Exercise inputs

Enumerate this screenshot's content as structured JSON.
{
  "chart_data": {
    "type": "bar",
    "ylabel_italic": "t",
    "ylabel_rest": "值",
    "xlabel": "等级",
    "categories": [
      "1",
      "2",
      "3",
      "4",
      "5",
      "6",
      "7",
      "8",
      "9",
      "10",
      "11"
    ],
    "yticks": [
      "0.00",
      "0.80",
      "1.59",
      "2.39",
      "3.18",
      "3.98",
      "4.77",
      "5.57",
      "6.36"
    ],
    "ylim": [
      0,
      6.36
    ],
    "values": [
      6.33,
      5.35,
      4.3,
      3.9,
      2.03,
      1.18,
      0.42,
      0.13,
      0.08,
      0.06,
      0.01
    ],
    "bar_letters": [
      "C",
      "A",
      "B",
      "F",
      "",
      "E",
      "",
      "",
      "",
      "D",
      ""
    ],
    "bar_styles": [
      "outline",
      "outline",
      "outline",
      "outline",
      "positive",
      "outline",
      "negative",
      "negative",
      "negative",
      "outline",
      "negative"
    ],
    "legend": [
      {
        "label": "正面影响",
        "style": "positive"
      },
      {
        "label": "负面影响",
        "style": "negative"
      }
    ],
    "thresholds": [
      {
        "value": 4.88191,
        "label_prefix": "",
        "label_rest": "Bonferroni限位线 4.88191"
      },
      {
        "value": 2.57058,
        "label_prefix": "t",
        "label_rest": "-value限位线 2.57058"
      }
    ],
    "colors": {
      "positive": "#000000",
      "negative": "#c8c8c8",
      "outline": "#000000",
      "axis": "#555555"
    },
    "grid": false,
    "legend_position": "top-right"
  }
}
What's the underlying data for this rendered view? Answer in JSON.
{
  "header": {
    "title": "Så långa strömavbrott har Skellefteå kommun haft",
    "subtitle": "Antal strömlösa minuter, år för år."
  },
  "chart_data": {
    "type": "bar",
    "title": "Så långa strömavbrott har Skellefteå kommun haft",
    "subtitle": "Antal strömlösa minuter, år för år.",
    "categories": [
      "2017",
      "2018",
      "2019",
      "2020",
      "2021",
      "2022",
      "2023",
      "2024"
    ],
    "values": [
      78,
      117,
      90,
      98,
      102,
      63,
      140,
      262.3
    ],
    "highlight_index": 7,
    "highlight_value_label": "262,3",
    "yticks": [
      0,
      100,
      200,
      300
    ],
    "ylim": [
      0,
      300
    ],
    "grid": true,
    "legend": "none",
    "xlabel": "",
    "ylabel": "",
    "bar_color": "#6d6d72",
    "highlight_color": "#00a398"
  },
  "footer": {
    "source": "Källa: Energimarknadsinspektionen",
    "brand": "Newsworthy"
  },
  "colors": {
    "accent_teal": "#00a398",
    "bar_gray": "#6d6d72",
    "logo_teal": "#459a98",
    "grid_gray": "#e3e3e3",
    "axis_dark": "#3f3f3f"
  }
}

Stated task
Recopy the whole listing exactly.

Complete response
Enumerate this screenshot's content as structured JSON.
{
  "chart_data": {
    "type": "bar",
    "ylabel_italic": "t",
    "ylabel_rest": "值",
    "xlabel": "等级",
    "categories": [
      "1",
      "2",
      "3",
      "4",
      "5",
      "6",
      "7",
      "8",
      "9",
      "10",
      "11"
    ],
    "yticks": [
      "0.00",
      "0.80",
      "1.59",
      "2.39",
      "3.18",
      "3.98",
      "4.77",
      "5.57",
      "6.36"
    ],
    "ylim": [
      0,
      6.36
    ],
    "values": [
      6.33,
      5.35,
      4.3,
      3.9,
      2.03,
      1.18,
      0.42,
      0.13,
      0.08,
      0.06,
      0.01
    ],
    "bar_letters": [
      "C",
      "A",
      "B",
      "F",
      "",
      "E",
      "",
      "",
      "",
      "D",
      ""
    ],
    "bar_styles": [
      "outline",
      "outline",
      "outline",
      "outline",
      "positive",
      "outline",
      "negative",
      "negative",
      "negative",
      "outline",
      "negative"
    ],
    "legend": [
      {
        "label": "正面影响",
        "style": "positive"
      },
      {
        "label": "负面影响",
        "style": "negative"
      }
    ],
    "thresholds": [
      {
        "value": 4.88191,
        "label_prefix": "",
        "label_rest": "Bonferroni限位线 4.88191"
      },
      {
        "value": 2.57058,
        "label_prefix": "t",
        "label_rest": "-value限位线 2.57058"
      }
    ],
    "colors": {
      "positive": "#000000",
      "negative": "#c8c8c8",
      "outline": "#000000",
      "axis": "#555555"
    },
    "grid": false,
    "legend_position": "top-right"
  }
}
What's the underlying data for this rendered view? Answer in JSON.
{
  "header": {
    "title": "Så långa strömavbrott har Skellefteå kommun haft",
    "subtitle": "Antal strömlösa minuter, år för år."
  },
  "chart_data": {
    "type": "bar",
    "title": "Så långa strömavbrott har Skellefteå kommun haft",
    "subtitle": "Antal strömlösa minuter, år för år.",
    "categories": [
      "2017",
      "2018",
      "2019",
      "2020",
      "2021",
      "2022",
      "2023",
      "2024"
    ],
    "values": [
      78,
      117,
      90,
      98,
      102,
      63,
      140,
      262.3
    ],
    "highlight_index": 7,
    "highlight_value_label": "262,3",
    "yticks": [
      0,
      100,
      200,
      300
    ],
    "ylim": [
      0,
      300
    ],
    "grid": true,
    "legend": "none",
    "xlabel": "",
    "ylabel": "",
    "bar_color": "#6d6d72",
    "highlight_color": "#00a398"
  },
  "footer": {
    "source": "Källa: Energimarknadsinspektionen",
    "brand": "Newsworthy"
  },
  "colors": {
    "accent_teal": "#00a398",
    "bar_gray": "#6d6d72",
    "logo_teal": "#459a98",
    "grid_gray": "#e3e3e3",
    "axis_dark": "#3f3f3f"
  }
}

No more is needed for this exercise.